** SOURCE RECORDS **
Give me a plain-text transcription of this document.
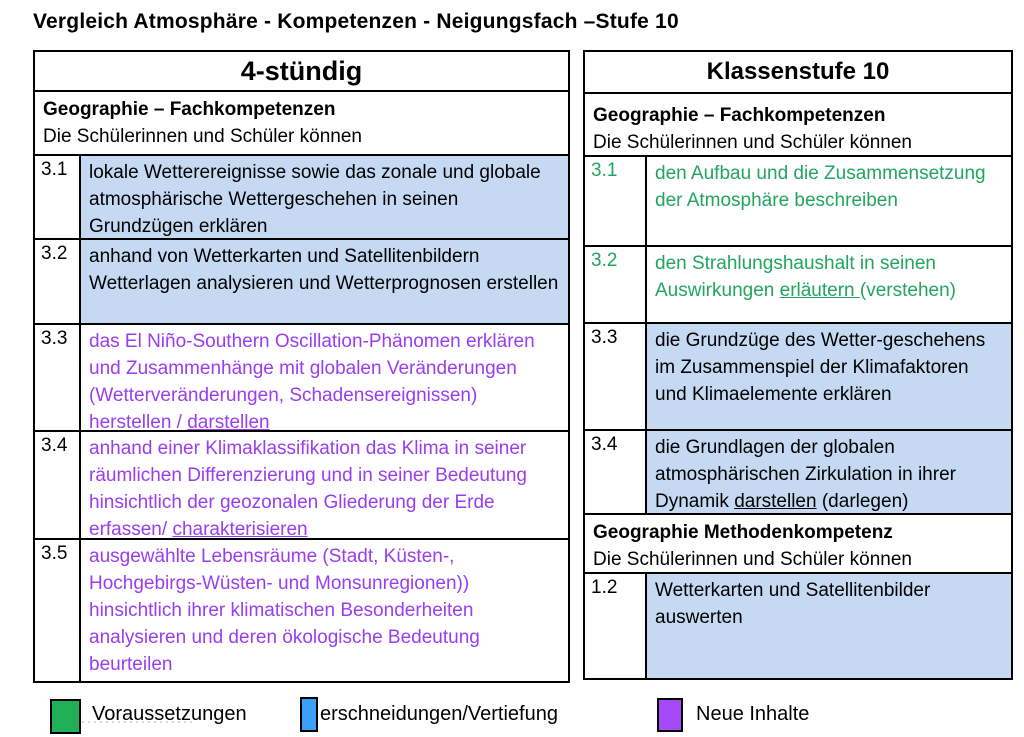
Vergleich Atmosphäre - Kompetenzen - Neigungsfach –Stufe 10
4-stündig
Geographie – Fachkompetenzen
Die Schülerinnen und Schüler können
3.1	lokale Wetterereignisse sowie das zonale und globale atmosphärische Wettergeschehen in seinen Grundzügen erklären
3.2	anhand von Wetterkarten und Satellitenbildern Wetterlagen analysieren und Wetterprognosen erstellen
3.3	das El Niño-Southern Oscillation-Phänomen erklären und Zusammenhänge mit globalen Veränderungen (Wetterveränderungen, Schadensereignissen) herstellen / darstellen
3.4	anhand einer Klimaklassifikation das Klima in seiner räumlichen Differenzierung und in seiner Bedeutung hinsichtlich der geozonalen Gliederung der Erde erfassen/ charakterisieren
3.5	ausgewählte Lebensräume (Stadt, Küsten-, Hochgebirgs-Wüsten- und Monsunregionen)) hinsichtlich ihrer klimatischen Besonderheiten analysieren und deren ökologische Bedeutung beurteilen
Klassenstufe 10
Geographie – Fachkompetenzen
Die Schülerinnen und Schüler können
3.1	den Aufbau und die Zusammensetzung der Atmosphäre beschreiben
3.2	den Strahlungshaushalt in seinen Auswirkungen erläutern (verstehen)
3.3	die Grundzüge des Wetter-geschehens im Zusammenspiel der Klimafaktoren und Klimaelemente erklären
3.4	die Grundlagen der globalen atmosphärischen Zirkulation in ihrer Dynamik darstellen (darlegen)
Geographie Methodenkompetenz
Die Schülerinnen und Schüler können
1.2	Wetterkarten und Satellitenbilder auswerten
Voraussetzungen	erschneidungen/Vertiefung	Neue Inhalte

** WORK REQUIRED **
Write only the number of lines in the records that include the word "anhand".

** COMPLETE OUTPUT **
2